## The task
In your copy, leave out the pictures; write out all the data exactly.

(Collected data)
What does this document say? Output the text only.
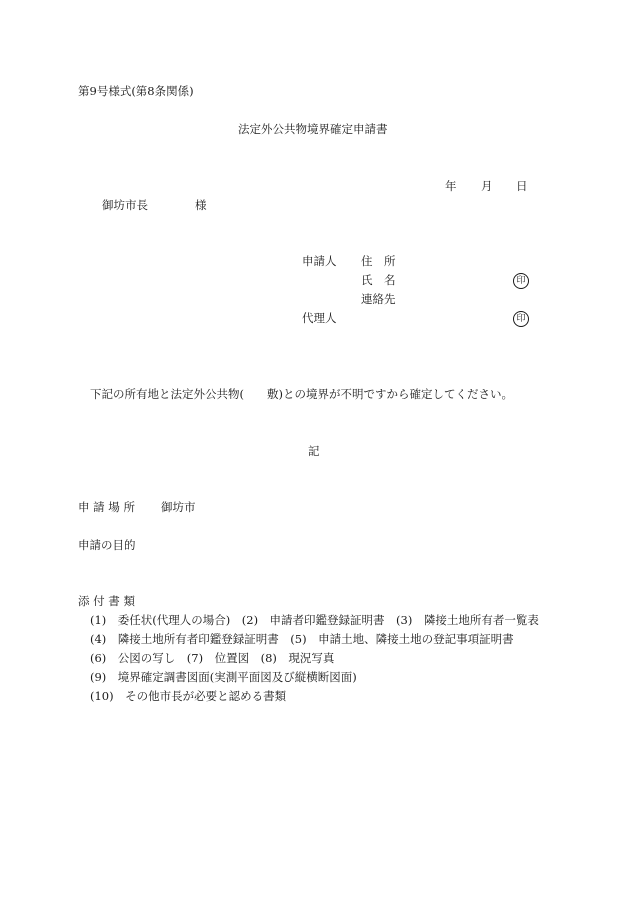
第9号様式(第8条関係)
法定外公共物境界確定申請書
年 月 日
御坊市長	様
申請人 住　所
氏　名	印
連絡先
代理人	印
下記の所有地と法定外公共物(　　敷)との境界が不明ですから確定してください。
記
申 請 場 所 御坊市
申請の目的
添 付 書 類
(1)　委任状(代理人の場合)　(2)　申請者印鑑登録証明書　(3)　隣接土地所有者一覧表
(4)　隣接土地所有者印鑑登録証明書　(5)　申請土地、隣接土地の登記事項証明書
(6)　公図の写し　(7)　位置図　(8)　現況写真
(9)　境界確定調書図面(実測平面図及び縦横断図面)
(10)　その他市長が必要と認める書類
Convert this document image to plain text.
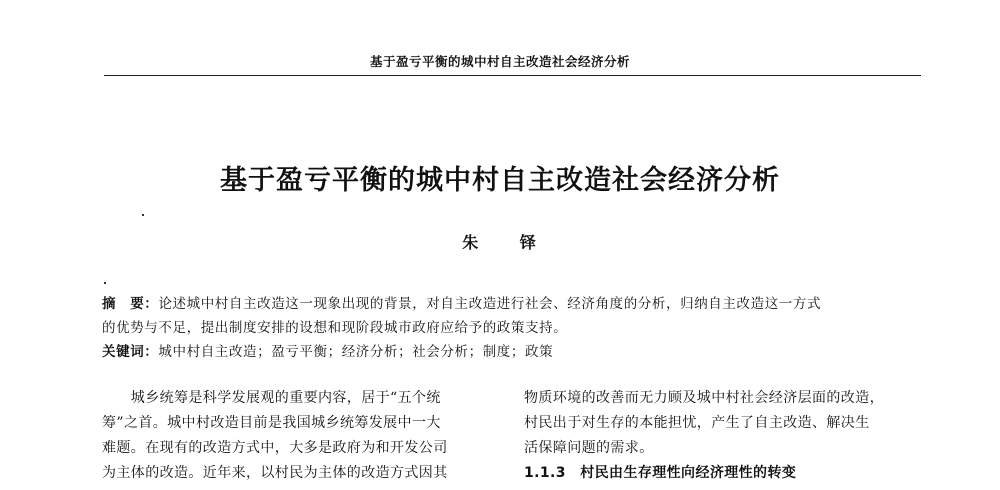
基于盈亏平衡的城中村自主改造社会经济分析
基于盈亏平衡的城中村自主改造社会经济分析
朱 铎
摘　要：论述城中村自主改造这一现象出现的背景，对自主改造进行社会、经济角度的分析，归纳自主改造这一方式
的优势与不足，提出制度安排的设想和现阶段城市政府应给予的政策支持。
关键词：城中村自主改造；盈亏平衡；经济分析；社会分析；制度；政策
　　城乡统筹是科学发展观的重要内容，居于“五个统
筹”之首。城中村改造目前是我国城乡统筹发展中一大
难题。在现有的改造方式中，大多是政府为和开发公司
为主体的改造。近年来，以村民为主体的改造方式因其
物质环境的改善而无力顾及城中村社会经济层面的改造，
村民出于对生存的本能担忧，产生了自主改造、解决生
活保障问题的需求。
1.1.3　村民由生存理性向经济理性的转变
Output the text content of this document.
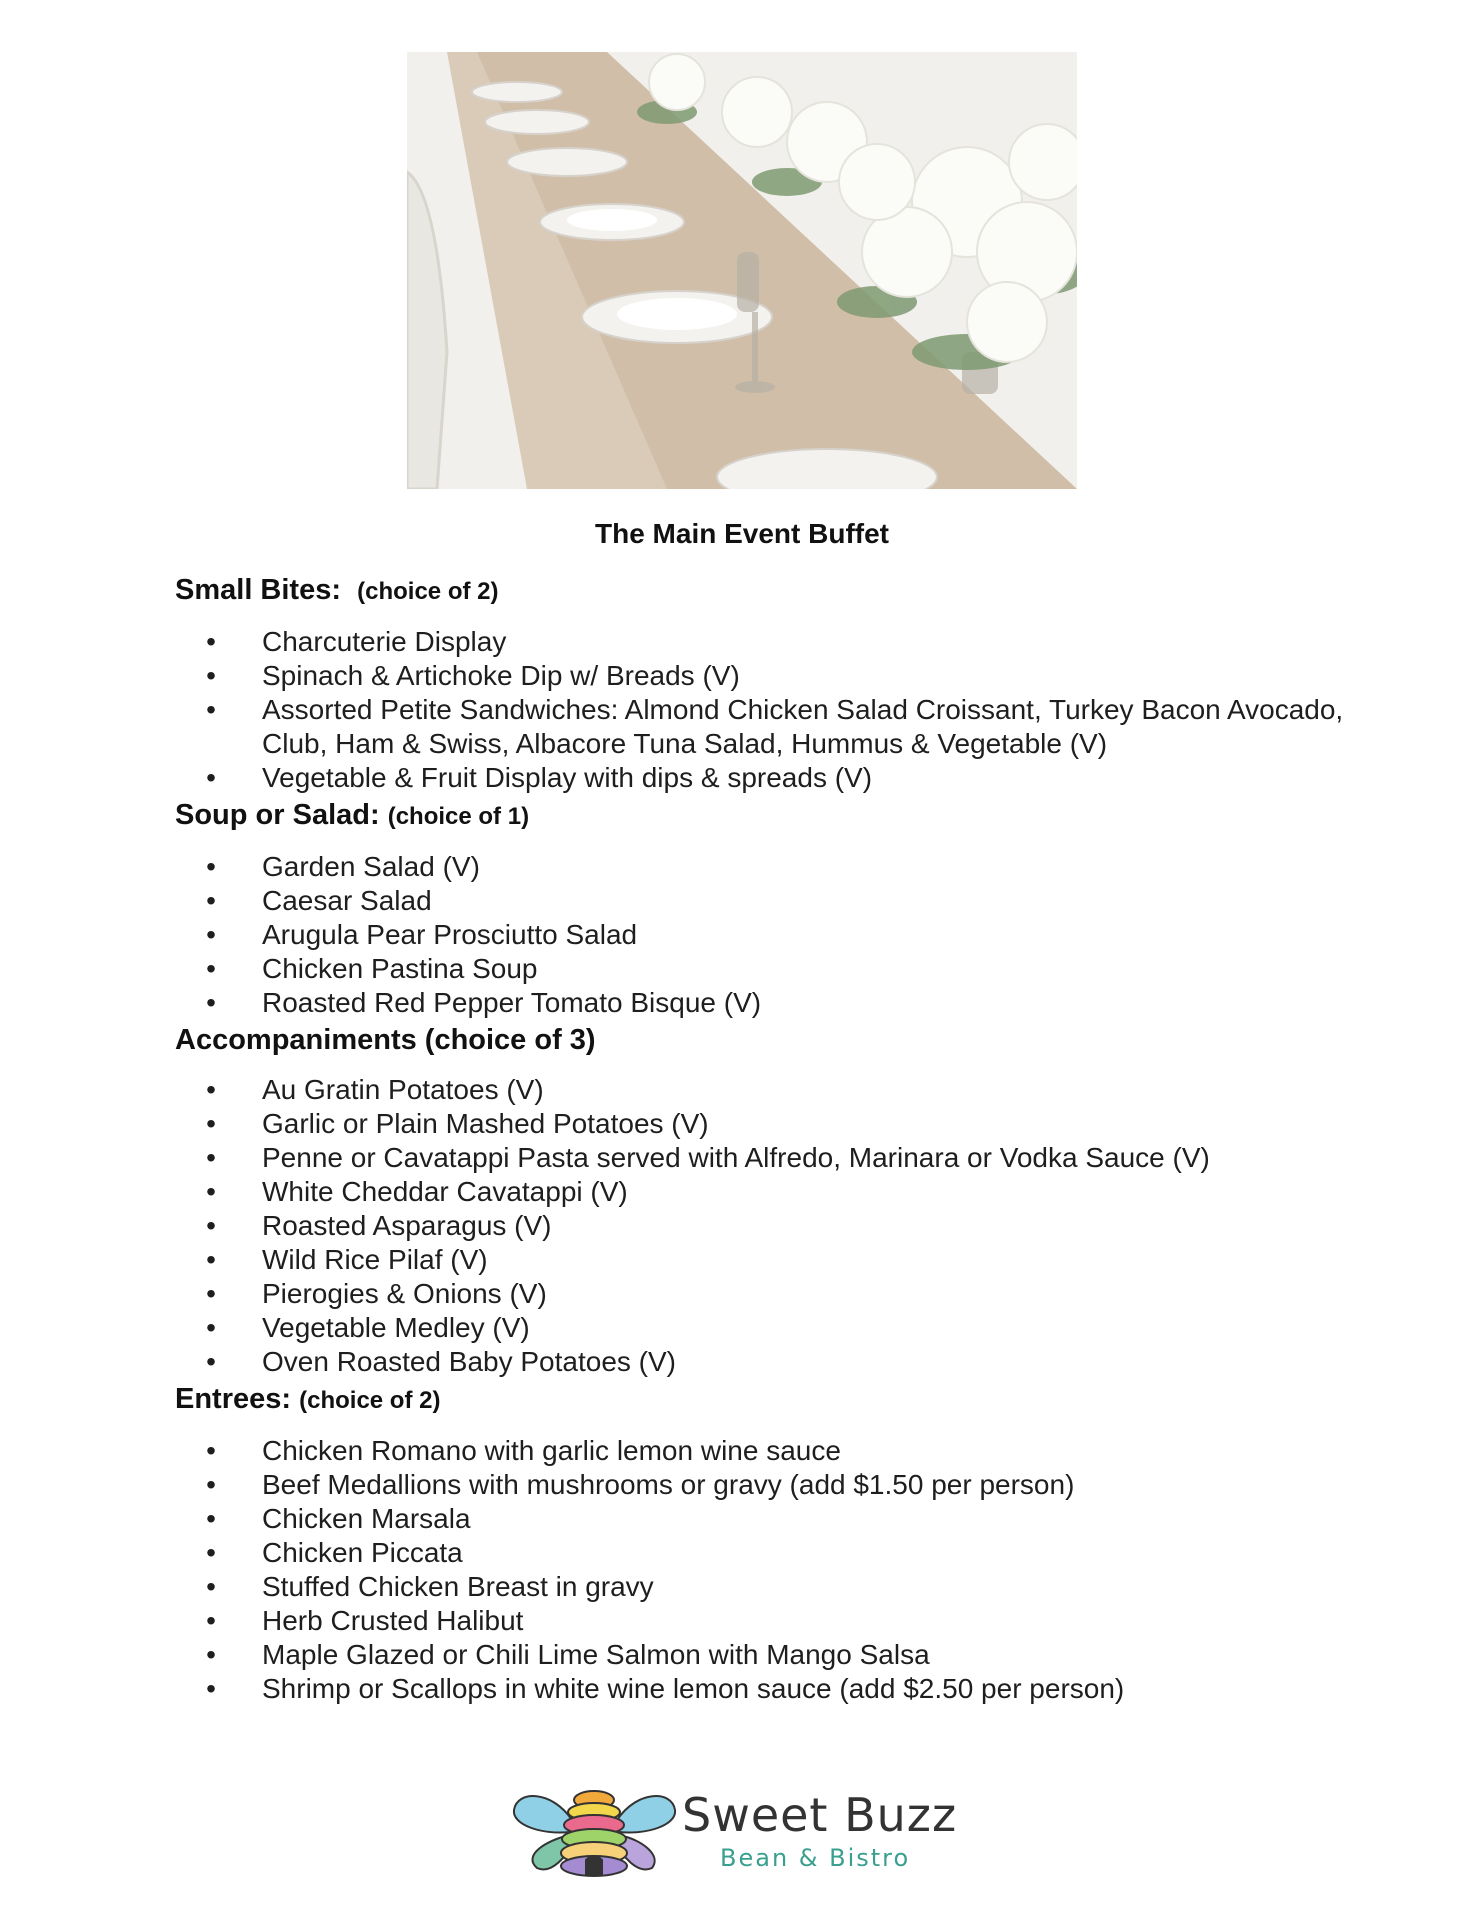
The Main Event Buffet
Small Bites: (choice of 2)
• Charcuterie Display
• Spinach & Artichoke Dip w/ Breads (V)
• Assorted Petite Sandwiches: Almond Chicken Salad Croissant, Turkey Bacon Avocado, Club, Ham & Swiss, Albacore Tuna Salad, Hummus & Vegetable (V)
• Vegetable & Fruit Display with dips & spreads (V)
Soup or Salad: (choice of 1)
• Garden Salad (V)
• Caesar Salad
• Arugula Pear Prosciutto Salad
• Chicken Pastina Soup
• Roasted Red Pepper Tomato Bisque (V)
Accompaniments (choice of 3)
• Au Gratin Potatoes (V)
• Garlic or Plain Mashed Potatoes (V)
• Penne or Cavatappi Pasta served with Alfredo, Marinara or Vodka Sauce (V)
• White Cheddar Cavatappi (V)
• Roasted Asparagus (V)
• Wild Rice Pilaf (V)
• Pierogies & Onions (V)
• Vegetable Medley (V)
• Oven Roasted Baby Potatoes (V)
Entrees: (choice of 2)
• Chicken Romano with garlic lemon wine sauce
• Beef Medallions with mushrooms or gravy (add $1.50 per person)
• Chicken Marsala
• Chicken Piccata
• Stuffed Chicken Breast in gravy
• Herb Crusted Halibut
• Maple Glazed or Chili Lime Salmon with Mango Salsa
• Shrimp or Scallops in white wine lemon sauce (add $2.50 per person)
Sweet Buzz
Bean & Bistro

## Result for this task
What does this document say? Output the text only.
第9号様式(第8条関係)
法定外公共物境界確定申請書
年 月 日
御坊市長	様
申請人 住　所
氏　名	印
連絡先
代理人	印
下記の所有地と法定外公共物(　　敷)との境界が不明ですから確定してください。
記
申 請 場 所 御坊市
申請の目的
添 付 書 類
(1)　委任状(代理人の場合)　(2)　申請者印鑑登録証明書　(3)　隣接土地所有者一覧表
(4)　隣接土地所有者印鑑登録証明書　(5)　申請土地、隣接土地の登記事項証明書
(6)　公図の写し　(7)　位置図　(8)　現況写真
(9)　境界確定調書図面(実測平面図及び縦横断図面)
(10)　その他市長が必要と認める書類
Convert this document image to plain text.
基于盈亏平衡的城中村自主改造社会经济分析
基于盈亏平衡的城中村自主改造社会经济分析
朱 铎
摘　要：论述城中村自主改造这一现象出现的背景，对自主改造进行社会、经济角度的分析，归纳自主改造这一方式
的优势与不足，提出制度安排的设想和现阶段城市政府应给予的政策支持。
关键词：城中村自主改造；盈亏平衡；经济分析；社会分析；制度；政策
　　城乡统筹是科学发展观的重要内容，居于“五个统
筹”之首。城中村改造目前是我国城乡统筹发展中一大
难题。在现有的改造方式中，大多是政府为和开发公司
为主体的改造。近年来，以村民为主体的改造方式因其
物质环境的改善而无力顾及城中村社会经济层面的改造，
村民出于对生存的本能担忧，产生了自主改造、解决生
活保障问题的需求。
1.1.3　村民由生存理性向经济理性的转变
Output the text content of this document.
The Main Event Buffet
Small Bites: (choice of 2)
• Charcuterie Display
• Spinach & Artichoke Dip w/ Breads (V)
• Assorted Petite Sandwiches: Almond Chicken Salad Croissant, Turkey Bacon Avocado, Club, Ham & Swiss, Albacore Tuna Salad, Hummus & Vegetable (V)
• Vegetable & Fruit Display with dips & spreads (V)
Soup or Salad: (choice of 1)
• Garden Salad (V)
• Caesar Salad
• Arugula Pear Prosciutto Salad
• Chicken Pastina Soup
• Roasted Red Pepper Tomato Bisque (V)
Accompaniments (choice of 3)
• Au Gratin Potatoes (V)
• Garlic or Plain Mashed Potatoes (V)
• Penne or Cavatappi Pasta served with Alfredo, Marinara or Vodka Sauce (V)
• White Cheddar Cavatappi (V)
• Roasted Asparagus (V)
• Wild Rice Pilaf (V)
• Pierogies & Onions (V)
• Vegetable Medley (V)
• Oven Roasted Baby Potatoes (V)
Entrees: (choice of 2)
• Chicken Romano with garlic lemon wine sauce
• Beef Medallions with mushrooms or gravy (add $1.50 per person)
• Chicken Marsala
• Chicken Piccata
• Stuffed Chicken Breast in gravy
• Herb Crusted Halibut
• Maple Glazed or Chili Lime Salmon with Mango Salsa
• Shrimp or Scallops in white wine lemon sauce (add $2.50 per person)
Sweet Buzz
Bean & Bistro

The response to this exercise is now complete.